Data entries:

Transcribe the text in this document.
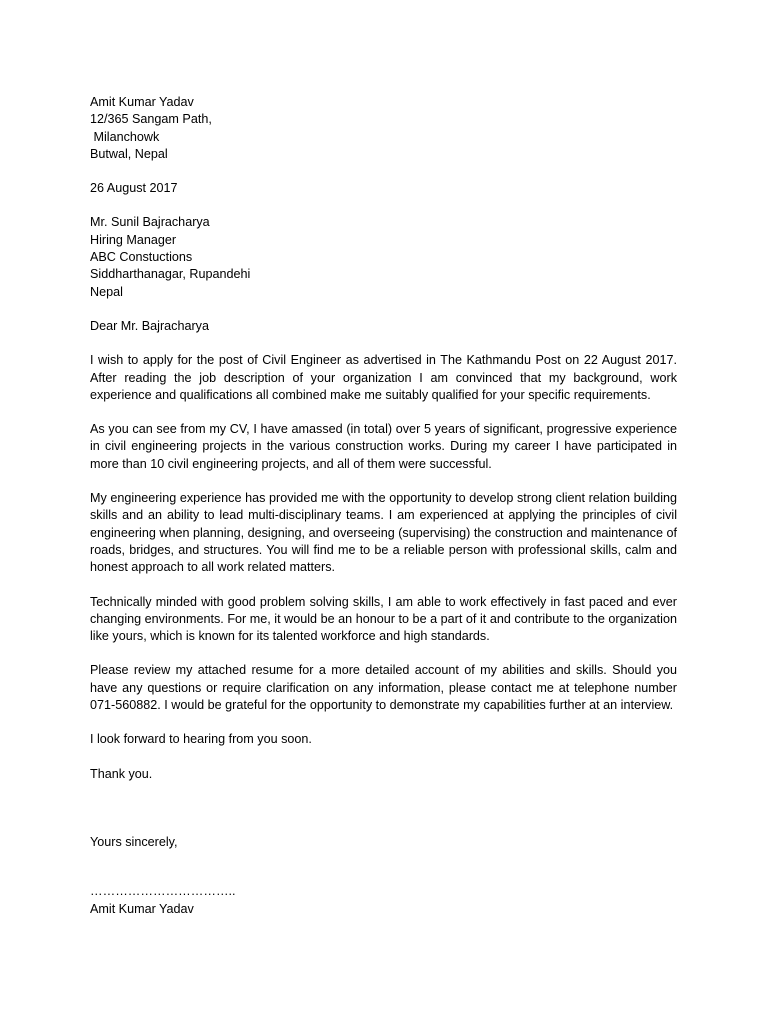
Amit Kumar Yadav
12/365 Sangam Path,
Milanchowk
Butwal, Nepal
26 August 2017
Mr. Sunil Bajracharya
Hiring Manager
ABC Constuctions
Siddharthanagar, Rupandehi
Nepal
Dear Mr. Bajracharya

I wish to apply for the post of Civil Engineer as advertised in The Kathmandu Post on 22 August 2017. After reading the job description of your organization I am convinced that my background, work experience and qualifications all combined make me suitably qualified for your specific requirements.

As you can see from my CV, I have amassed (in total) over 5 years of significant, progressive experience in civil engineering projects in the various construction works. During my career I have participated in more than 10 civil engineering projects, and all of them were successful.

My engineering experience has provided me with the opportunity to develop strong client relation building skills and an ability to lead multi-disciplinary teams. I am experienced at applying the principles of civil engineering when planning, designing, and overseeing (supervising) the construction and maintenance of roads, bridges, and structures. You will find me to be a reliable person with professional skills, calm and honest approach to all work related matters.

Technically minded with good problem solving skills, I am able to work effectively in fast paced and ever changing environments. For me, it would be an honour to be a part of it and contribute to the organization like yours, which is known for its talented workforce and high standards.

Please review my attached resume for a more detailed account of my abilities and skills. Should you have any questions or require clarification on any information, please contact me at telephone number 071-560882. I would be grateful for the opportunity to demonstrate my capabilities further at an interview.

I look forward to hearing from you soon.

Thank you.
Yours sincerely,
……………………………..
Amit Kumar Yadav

--

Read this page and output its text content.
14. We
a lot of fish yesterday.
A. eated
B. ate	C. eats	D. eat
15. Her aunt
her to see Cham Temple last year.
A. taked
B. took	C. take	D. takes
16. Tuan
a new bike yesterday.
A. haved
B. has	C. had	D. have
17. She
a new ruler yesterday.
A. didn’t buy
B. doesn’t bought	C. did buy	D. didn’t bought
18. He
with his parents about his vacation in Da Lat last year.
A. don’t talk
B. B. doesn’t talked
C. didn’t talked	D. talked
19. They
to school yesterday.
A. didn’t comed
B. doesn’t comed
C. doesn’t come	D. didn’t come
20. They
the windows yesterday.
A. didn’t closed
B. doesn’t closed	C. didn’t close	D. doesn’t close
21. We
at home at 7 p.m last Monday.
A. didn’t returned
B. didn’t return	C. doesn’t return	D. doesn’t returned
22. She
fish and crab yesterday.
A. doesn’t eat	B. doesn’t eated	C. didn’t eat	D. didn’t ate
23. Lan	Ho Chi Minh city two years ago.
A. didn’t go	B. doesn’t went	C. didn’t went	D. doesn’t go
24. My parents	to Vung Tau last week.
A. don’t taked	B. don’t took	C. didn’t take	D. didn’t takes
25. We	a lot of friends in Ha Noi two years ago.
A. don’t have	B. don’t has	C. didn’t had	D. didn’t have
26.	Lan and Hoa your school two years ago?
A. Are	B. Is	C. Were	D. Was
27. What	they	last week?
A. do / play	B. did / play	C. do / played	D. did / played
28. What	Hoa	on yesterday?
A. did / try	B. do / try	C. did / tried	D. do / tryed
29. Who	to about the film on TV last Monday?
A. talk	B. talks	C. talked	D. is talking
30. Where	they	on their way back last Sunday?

**Instructions to follow:** Copy each line above containing the string "week".

**Output:**
24. My parents	to Vung Tau last week.
27. What	they	last week?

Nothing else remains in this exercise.